**EXERCISE**
Copy every line of the data in which the word "nadal" occurs.

━━━━━ INFORMATION PROVIDED

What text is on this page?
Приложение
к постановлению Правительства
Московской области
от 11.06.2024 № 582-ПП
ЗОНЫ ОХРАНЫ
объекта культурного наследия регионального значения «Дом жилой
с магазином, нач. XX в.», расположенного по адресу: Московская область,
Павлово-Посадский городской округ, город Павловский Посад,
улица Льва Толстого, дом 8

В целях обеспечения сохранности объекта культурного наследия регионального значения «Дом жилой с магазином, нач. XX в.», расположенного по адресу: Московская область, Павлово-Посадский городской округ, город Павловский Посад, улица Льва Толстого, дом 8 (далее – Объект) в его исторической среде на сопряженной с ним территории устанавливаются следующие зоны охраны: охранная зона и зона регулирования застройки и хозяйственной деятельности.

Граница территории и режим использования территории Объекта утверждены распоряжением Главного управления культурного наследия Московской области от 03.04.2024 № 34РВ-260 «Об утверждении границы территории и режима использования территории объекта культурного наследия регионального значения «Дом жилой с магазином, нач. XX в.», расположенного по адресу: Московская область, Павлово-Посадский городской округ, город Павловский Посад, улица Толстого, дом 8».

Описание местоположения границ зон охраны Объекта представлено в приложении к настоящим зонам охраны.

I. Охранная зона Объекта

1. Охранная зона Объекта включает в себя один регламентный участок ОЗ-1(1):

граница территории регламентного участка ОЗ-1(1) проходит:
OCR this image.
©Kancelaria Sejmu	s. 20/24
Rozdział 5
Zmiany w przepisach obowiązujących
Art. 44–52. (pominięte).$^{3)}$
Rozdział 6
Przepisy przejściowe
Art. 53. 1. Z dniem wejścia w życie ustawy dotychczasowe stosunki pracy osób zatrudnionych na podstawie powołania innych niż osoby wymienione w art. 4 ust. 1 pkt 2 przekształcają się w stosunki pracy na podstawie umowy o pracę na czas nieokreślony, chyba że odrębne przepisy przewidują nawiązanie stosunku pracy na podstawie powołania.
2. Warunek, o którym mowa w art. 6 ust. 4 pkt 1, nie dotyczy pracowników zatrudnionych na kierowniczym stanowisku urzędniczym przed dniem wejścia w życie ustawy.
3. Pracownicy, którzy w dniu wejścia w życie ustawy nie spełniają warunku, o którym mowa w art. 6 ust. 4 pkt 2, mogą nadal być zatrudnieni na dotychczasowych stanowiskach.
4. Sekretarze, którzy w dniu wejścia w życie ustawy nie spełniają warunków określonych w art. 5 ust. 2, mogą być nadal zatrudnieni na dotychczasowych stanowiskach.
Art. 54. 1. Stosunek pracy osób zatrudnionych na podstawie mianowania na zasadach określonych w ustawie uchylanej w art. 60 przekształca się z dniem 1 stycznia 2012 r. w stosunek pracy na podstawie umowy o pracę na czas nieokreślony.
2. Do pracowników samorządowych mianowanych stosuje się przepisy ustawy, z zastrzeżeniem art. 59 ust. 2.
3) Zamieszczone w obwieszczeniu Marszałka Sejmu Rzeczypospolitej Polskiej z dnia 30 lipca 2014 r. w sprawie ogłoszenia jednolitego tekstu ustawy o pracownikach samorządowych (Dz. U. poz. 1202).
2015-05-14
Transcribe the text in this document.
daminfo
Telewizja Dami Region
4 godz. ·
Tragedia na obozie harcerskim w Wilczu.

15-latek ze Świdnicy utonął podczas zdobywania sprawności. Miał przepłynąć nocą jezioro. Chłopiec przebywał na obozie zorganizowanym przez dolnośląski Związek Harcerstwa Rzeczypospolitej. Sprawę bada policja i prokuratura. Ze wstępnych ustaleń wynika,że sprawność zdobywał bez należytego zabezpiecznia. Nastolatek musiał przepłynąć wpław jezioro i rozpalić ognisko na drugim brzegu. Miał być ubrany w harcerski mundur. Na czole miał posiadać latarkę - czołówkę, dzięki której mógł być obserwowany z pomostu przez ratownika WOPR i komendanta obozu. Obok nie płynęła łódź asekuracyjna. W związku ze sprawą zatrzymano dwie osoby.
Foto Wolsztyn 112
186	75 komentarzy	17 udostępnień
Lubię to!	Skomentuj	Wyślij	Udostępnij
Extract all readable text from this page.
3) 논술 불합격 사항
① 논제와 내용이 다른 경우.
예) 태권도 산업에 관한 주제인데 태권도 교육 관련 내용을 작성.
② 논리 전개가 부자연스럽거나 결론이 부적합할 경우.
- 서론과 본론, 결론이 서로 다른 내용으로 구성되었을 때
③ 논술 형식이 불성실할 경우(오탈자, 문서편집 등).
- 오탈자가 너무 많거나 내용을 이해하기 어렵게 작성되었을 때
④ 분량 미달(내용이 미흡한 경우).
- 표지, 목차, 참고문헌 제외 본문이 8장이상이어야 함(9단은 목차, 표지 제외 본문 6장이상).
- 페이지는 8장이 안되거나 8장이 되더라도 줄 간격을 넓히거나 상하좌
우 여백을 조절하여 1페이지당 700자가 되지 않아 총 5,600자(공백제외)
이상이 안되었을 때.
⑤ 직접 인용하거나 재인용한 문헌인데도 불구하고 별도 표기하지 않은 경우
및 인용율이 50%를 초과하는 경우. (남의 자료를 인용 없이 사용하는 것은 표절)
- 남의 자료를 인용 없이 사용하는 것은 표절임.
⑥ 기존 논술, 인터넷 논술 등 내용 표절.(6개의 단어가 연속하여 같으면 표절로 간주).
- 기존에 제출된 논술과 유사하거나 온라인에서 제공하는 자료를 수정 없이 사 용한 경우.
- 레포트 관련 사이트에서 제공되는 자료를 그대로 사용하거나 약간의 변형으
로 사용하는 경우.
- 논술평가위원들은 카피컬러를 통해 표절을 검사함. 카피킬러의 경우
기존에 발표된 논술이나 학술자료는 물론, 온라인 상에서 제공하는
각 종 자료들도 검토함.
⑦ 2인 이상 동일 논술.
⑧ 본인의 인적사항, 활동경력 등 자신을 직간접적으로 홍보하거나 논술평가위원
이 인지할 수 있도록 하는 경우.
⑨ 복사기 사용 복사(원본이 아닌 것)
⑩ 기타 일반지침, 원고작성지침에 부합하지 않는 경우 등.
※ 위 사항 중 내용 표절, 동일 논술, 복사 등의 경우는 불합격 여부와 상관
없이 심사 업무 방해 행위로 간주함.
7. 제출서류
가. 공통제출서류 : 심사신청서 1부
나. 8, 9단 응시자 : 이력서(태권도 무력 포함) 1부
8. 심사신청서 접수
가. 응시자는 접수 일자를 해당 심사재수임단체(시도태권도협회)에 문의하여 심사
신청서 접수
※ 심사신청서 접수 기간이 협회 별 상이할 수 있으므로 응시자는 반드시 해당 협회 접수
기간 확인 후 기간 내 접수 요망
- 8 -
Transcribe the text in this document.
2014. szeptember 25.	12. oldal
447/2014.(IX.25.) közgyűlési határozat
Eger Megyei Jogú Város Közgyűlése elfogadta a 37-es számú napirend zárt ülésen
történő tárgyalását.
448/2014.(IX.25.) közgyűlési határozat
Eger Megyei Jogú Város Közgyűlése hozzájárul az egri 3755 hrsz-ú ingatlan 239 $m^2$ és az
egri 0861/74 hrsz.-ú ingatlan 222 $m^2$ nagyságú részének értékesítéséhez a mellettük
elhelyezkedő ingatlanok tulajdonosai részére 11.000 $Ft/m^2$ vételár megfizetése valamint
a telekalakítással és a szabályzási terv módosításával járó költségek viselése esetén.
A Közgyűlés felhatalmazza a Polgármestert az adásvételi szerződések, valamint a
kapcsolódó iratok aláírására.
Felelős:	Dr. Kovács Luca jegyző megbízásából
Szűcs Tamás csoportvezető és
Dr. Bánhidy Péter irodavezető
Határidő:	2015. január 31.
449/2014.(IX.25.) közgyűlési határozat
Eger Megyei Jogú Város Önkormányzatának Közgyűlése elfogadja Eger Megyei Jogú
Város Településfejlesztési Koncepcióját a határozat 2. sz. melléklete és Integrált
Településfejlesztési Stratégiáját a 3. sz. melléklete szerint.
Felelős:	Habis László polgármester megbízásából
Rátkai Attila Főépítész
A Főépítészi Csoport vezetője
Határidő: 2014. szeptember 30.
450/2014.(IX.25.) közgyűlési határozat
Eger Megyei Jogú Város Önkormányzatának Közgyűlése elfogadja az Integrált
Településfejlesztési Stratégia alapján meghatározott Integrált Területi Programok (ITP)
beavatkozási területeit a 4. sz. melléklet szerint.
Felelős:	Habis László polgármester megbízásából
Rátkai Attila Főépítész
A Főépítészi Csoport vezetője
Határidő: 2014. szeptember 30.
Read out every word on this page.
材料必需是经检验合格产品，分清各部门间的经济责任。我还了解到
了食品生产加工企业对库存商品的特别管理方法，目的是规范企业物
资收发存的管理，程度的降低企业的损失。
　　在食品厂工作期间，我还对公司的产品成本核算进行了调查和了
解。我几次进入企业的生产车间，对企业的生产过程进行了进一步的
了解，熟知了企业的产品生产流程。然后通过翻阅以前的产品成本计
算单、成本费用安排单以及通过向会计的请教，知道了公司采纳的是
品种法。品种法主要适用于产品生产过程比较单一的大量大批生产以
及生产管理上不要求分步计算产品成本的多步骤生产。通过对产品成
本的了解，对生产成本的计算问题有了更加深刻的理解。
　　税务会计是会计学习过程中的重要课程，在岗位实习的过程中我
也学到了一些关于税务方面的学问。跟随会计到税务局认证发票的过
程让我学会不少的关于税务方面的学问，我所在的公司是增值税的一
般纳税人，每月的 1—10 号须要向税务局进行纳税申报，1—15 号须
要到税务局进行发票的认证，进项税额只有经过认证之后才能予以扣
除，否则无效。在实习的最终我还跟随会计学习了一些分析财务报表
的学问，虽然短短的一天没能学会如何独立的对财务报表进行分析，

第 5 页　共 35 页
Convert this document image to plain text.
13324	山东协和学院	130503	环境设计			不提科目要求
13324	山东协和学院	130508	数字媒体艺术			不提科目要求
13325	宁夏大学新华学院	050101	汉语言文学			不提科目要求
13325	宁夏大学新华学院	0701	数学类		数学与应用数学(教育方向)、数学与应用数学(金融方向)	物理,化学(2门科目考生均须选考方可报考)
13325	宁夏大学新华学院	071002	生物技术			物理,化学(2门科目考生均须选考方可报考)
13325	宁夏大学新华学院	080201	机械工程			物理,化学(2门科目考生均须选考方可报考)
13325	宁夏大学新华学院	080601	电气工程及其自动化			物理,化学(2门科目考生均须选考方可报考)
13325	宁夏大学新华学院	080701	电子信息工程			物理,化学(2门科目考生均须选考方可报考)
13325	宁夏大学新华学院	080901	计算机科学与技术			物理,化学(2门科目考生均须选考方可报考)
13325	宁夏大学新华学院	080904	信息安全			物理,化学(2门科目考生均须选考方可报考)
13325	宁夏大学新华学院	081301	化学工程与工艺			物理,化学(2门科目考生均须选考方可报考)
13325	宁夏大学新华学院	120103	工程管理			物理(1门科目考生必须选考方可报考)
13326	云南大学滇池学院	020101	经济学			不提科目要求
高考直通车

━━━━━━━━━━

**EXERCISE ANSWER**
3. Pracownicy, którzy w dniu wejścia w życie ustawy nie spełniają warunku, o którym mowa w art. 6 ust. 4 pkt 2, mogą nadal być zatrudnieni na dotychczasowych stanowiskach.
4. Sekretarze, którzy w dniu wejścia w życie ustawy nie spełniają warunków określonych w art. 5 ust. 2, mogą być nadal zatrudnieni na dotychczasowych stanowiskach.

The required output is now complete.